TASK INSTRUCTIONS: Select and reproduce each line of the listing below that bears the string "Комиссия".

Collected data

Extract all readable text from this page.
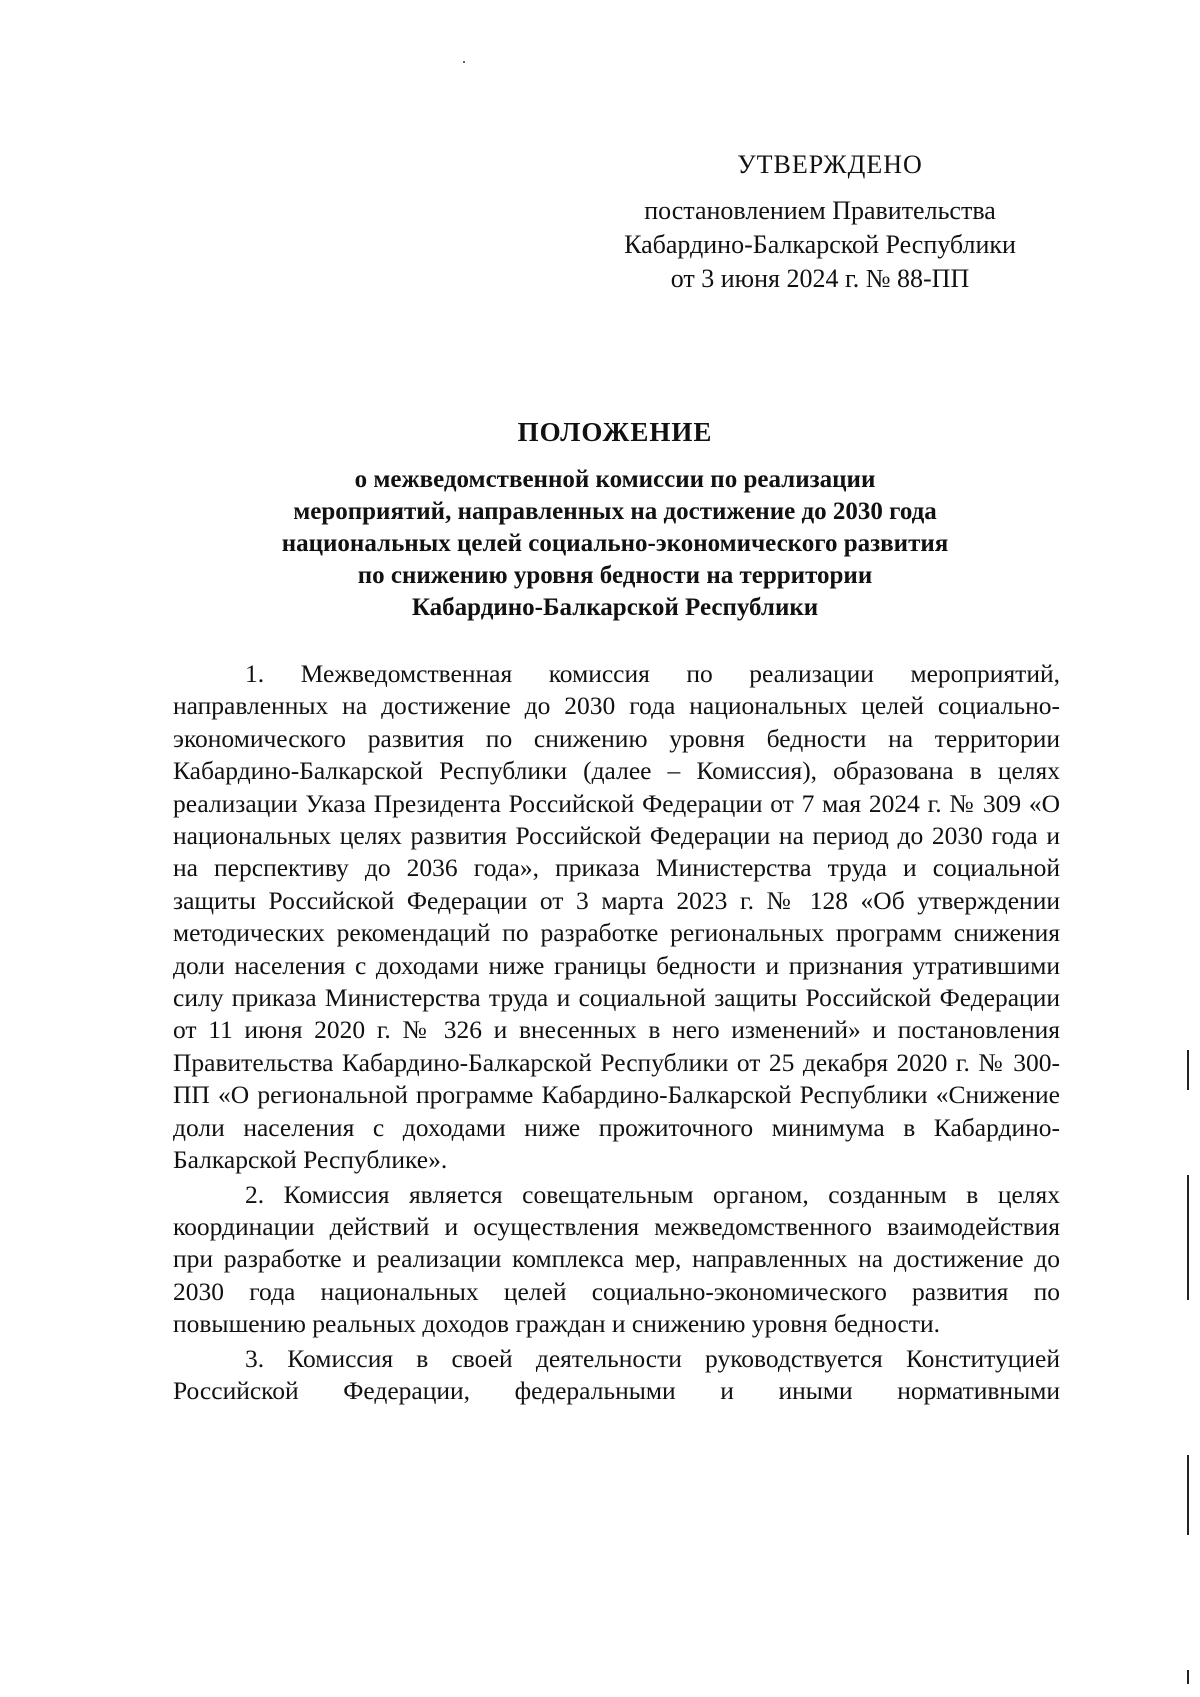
УТВЕРЖДЕНО
постановлением Правительства
Кабардино-Балкарской Республики
от 3 июня 2024 г. № 88-ПП
ПОЛОЖЕНИЕ
о межведомственной комиссии по реализации
мероприятий, направленных на достижение до 2030 года
национальных целей социально-экономического развития
по снижению уровня бедности на территории
Кабардино-Балкарской Республики

1. Межведомственная комиссия по реализации мероприятий, направленных на достижение до 2030 года национальных целей социально-экономического развития по снижению уровня бедности на территории Кабардино-Балкарской Республики (далее – Комиссия), образована в целях реализации Указа Президента Российской Федерации от 7 мая 2024 г. № 309 «О национальных целях развития Российской Федерации на период до 2030 года и на перспективу до 2036 года», приказа Министерства труда и социальной защиты Российской Федерации от 3 марта 2023 г. № 128 «Об утверждении методических рекомендаций по разработке региональных программ снижения доли населения с доходами ниже границы бедности и признания утратившими силу приказа Министерства труда и социальной защиты Российской Федерации от 11 июня 2020 г. № 326 и внесенных в него изменений» и постановления Правительства Кабардино-Балкарской Республики от 25 декабря 2020 г. № 300-ПП «О региональной программе Кабардино-Балкарской Республики «Снижение доли населения с доходами ниже прожиточного минимума в Кабардино-Балкарской Республике».

2. Комиссия является совещательным органом, созданным в целях координации действий и осуществления межведомственного взаимодействия при разработке и реализации комплекса мер, направленных на достижение до 2030 года национальных целей социально-экономического развития по повышению реальных доходов граждан и снижению уровня бедности.

3. Комиссия в своей деятельности руководствуется Конституцией Российской Федерации, федеральными и иными нормативными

TASK ANSWER:
1. Межведомственная комиссия по реализации мероприятий, направленных на достижение до 2030 года национальных целей социально-экономического развития по снижению уровня бедности на территории Кабардино-Балкарской Республики (далее – Комиссия), образована в целях реализации Указа Президента Российской Федерации от 7 мая 2024 г. № 309 «О национальных целях развития Российской Федерации на период до 2030 года и на перспективу до 2036 года», приказа Министерства труда и социальной защиты Российской Федерации от 3 марта 2023 г. № 128 «Об утверждении методических рекомендаций по разработке региональных программ снижения доли населения с доходами ниже границы бедности и признания утратившими силу приказа Министерства труда и социальной защиты Российской Федерации от 11 июня 2020 г. № 326 и внесенных в него изменений» и постановления Правительства Кабардино-Балкарской Республики от 25 декабря 2020 г. № 300-ПП «О региональной программе Кабардино-Балкарской Республики «Снижение доли населения с доходами ниже прожиточного минимума в Кабардино-Балкарской Республике».
2. Комиссия является совещательным органом, созданным в целях координации действий и осуществления межведомственного взаимодействия при разработке и реализации комплекса мер, направленных на достижение до 2030 года национальных целей социально-экономического развития по повышению реальных доходов граждан и снижению уровня бедности.
3. Комиссия в своей деятельности руководствуется Конституцией Российской Федерации, федеральными и иными нормативными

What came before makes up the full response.